▶ Dataset content:

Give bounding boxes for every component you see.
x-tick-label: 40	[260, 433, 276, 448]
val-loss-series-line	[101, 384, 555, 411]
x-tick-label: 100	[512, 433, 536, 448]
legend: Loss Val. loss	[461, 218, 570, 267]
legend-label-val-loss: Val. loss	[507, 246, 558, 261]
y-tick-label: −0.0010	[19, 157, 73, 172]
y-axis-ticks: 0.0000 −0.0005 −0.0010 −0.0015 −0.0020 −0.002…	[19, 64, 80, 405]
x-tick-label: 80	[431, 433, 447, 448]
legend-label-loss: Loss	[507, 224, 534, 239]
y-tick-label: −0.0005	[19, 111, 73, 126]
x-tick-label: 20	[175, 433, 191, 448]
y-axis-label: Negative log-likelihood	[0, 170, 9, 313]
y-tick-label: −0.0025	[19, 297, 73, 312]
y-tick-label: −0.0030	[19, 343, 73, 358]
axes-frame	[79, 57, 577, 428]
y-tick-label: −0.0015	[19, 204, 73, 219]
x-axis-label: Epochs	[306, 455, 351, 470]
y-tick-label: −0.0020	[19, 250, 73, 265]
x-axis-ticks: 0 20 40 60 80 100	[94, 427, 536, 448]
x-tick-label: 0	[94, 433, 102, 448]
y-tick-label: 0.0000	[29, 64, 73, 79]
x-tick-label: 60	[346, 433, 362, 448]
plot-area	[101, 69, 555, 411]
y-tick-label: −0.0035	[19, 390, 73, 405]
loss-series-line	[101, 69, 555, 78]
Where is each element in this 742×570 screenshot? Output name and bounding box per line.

...

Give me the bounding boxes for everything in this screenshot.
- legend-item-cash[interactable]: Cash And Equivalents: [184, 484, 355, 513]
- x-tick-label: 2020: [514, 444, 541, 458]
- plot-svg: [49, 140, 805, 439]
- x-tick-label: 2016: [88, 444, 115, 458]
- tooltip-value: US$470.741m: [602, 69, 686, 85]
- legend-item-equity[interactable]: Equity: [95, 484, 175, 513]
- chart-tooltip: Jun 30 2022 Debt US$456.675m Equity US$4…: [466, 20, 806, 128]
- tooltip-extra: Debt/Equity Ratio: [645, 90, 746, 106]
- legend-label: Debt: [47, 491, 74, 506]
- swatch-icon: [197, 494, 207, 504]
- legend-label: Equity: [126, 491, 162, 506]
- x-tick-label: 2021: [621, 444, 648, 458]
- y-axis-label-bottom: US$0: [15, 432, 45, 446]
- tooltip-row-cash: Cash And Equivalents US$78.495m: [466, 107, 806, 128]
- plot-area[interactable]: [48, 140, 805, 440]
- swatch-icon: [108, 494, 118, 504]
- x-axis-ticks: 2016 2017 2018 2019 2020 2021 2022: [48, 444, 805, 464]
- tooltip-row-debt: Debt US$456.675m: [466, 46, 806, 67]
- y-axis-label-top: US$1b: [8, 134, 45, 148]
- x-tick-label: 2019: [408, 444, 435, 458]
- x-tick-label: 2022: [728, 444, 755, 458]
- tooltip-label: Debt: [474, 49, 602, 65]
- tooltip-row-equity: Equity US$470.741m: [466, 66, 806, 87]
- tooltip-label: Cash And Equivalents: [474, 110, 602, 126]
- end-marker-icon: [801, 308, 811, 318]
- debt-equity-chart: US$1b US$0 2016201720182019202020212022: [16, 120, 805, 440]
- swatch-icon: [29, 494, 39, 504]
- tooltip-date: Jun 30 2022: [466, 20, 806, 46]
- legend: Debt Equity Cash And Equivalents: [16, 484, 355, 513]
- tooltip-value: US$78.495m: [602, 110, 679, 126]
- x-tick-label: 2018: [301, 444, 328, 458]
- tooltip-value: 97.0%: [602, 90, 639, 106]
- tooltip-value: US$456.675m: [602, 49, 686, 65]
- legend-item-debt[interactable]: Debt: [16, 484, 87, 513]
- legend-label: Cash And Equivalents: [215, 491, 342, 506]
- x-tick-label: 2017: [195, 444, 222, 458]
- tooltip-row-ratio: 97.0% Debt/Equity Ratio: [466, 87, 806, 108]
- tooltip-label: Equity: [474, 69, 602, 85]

...

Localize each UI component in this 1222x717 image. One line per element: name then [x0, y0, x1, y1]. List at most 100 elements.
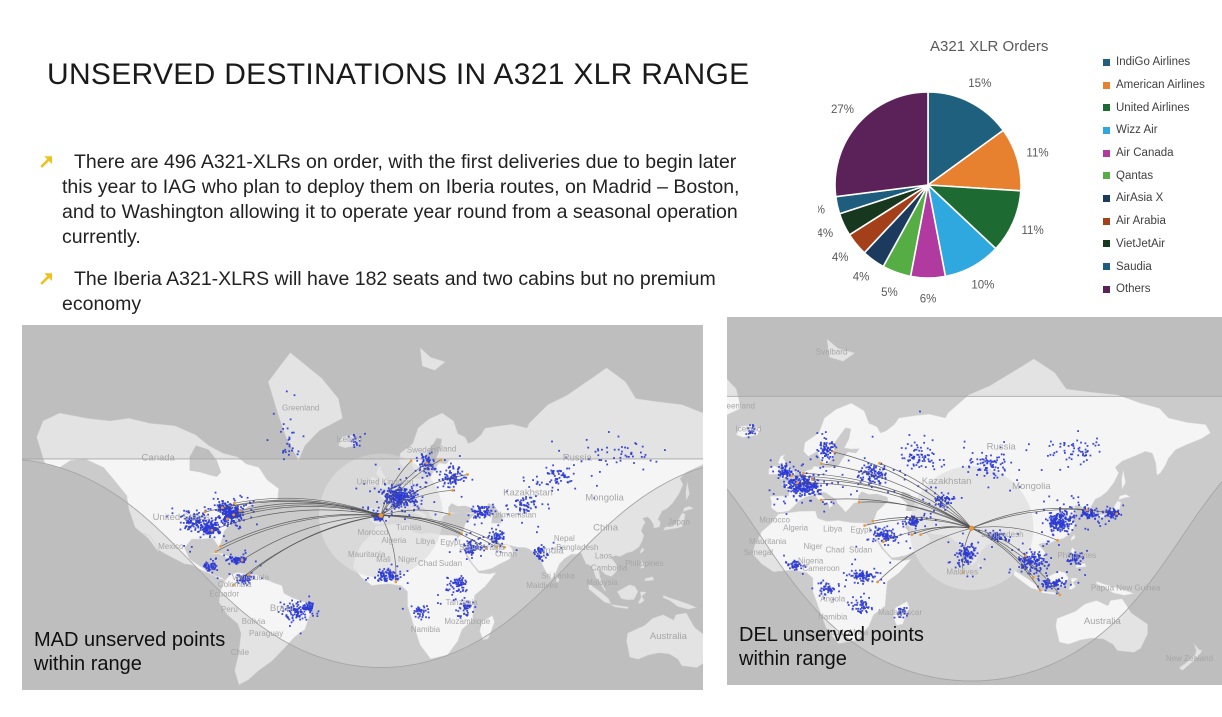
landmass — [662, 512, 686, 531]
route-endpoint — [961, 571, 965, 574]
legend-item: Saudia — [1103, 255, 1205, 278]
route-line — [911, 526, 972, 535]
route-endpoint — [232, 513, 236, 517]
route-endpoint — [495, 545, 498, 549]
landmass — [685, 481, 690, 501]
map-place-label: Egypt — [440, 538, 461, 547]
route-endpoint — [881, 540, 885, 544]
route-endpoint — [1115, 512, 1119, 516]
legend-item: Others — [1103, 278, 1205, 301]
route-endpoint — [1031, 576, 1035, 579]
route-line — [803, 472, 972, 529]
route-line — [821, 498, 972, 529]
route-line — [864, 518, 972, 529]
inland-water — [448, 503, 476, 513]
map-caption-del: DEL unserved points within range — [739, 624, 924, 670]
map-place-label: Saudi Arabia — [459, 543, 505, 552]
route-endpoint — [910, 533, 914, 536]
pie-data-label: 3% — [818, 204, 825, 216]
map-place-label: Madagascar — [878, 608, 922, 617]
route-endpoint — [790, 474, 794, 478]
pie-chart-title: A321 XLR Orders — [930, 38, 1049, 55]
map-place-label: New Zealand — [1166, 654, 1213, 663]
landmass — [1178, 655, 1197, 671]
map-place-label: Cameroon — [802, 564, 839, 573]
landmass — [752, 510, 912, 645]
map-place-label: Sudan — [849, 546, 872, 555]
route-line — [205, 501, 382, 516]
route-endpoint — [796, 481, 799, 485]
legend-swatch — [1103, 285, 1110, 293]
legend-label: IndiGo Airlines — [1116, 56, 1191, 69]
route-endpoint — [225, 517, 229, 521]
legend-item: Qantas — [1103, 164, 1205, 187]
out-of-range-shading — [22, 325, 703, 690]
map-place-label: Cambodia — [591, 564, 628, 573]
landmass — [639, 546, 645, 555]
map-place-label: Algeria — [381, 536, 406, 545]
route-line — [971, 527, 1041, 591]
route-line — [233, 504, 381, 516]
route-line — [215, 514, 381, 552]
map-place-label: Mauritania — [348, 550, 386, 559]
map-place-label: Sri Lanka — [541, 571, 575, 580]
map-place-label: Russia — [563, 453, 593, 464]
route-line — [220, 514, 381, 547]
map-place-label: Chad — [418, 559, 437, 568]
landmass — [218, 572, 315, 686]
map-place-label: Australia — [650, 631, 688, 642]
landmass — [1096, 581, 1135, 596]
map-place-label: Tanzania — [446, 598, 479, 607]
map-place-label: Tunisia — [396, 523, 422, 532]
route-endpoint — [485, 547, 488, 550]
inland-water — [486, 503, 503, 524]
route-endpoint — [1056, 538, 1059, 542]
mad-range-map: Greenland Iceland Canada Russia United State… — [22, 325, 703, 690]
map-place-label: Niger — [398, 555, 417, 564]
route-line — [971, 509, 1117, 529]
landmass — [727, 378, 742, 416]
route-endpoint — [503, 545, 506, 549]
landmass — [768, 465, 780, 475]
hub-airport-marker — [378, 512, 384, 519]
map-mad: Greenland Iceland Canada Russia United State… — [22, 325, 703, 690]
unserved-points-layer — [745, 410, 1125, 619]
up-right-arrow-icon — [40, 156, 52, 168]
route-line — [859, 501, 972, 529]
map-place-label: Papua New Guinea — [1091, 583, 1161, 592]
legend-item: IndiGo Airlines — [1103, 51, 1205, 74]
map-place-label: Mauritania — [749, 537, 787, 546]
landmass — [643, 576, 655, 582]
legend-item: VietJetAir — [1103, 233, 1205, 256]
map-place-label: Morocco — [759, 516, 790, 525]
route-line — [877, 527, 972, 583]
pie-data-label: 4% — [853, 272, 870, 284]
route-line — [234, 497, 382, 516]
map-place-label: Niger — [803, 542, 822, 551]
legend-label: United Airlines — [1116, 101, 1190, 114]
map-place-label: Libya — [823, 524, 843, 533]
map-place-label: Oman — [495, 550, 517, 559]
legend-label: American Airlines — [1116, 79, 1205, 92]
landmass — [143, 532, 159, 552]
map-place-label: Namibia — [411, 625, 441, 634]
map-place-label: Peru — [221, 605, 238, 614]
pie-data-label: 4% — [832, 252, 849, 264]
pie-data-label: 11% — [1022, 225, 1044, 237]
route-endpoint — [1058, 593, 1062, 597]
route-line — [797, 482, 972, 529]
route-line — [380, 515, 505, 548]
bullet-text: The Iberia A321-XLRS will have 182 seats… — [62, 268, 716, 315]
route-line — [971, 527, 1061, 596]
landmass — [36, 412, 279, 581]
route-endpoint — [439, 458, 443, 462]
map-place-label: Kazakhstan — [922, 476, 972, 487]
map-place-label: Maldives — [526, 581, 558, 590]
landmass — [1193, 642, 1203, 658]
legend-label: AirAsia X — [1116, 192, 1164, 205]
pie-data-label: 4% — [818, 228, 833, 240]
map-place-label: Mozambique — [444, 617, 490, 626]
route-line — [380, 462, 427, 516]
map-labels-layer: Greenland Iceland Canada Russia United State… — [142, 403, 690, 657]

▶ What is expected: Express the lines above, from the line containing "Give bounding boxes" through the line containing "433, 362, 448]", as a JSON list of strings with one string per line and blank lines omitted.

▶ Task response:
[
  "Give bounding boxes for every component you see.",
  "x-tick-label: 40\t[260, 433, 276, 448]",
  "val-loss-series-line\t[101, 384, 555, 411]",
  "x-tick-label: 100\t[512, 433, 536, 448]",
  "legend: Loss Val. loss\t[461, 218, 570, 267]",
  "legend-label-val-loss: Val. loss\t[507, 246, 558, 261]",
  "y-tick-label: −0.0010\t[19, 157, 73, 172]",
  "y-axis-ticks: 0.0000 −0.0005 −0.0010 −0.0015 −0.0020 −0.002…\t[19, 64, 80, 405]",
  "x-tick-label: 80\t[431, 433, 447, 448]",
  "legend-label-loss: Loss\t[507, 224, 534, 239]",
  "y-tick-label: −0.0005\t[19, 111, 73, 126]",
  "x-tick-label: 20\t[175, 433, 191, 448]",
  "y-axis-label: Negative log-likelihood\t[0, 170, 9, 313]",
  "y-tick-label: −0.0025\t[19, 297, 73, 312]",
  "y-tick-label: −0.0030\t[19, 343, 73, 358]",
  "axes-frame\t[79, 57, 577, 428]",
  "y-tick-label: −0.0015\t[19, 204, 73, 219]",
  "x-axis-label: Epochs\t[306, 455, 351, 470]",
  "y-tick-label: −0.0020\t[19, 250, 73, 265]",
  "x-axis-ticks: 0 20 40 60 80 100\t[94, 427, 536, 448]",
  "x-tick-label: 0\t[94, 433, 102, 448]",
  "y-tick-label: 0.0000\t[29, 64, 73, 79]",
  "x-tick-label: 60\t[346, 433, 362, 448]"
]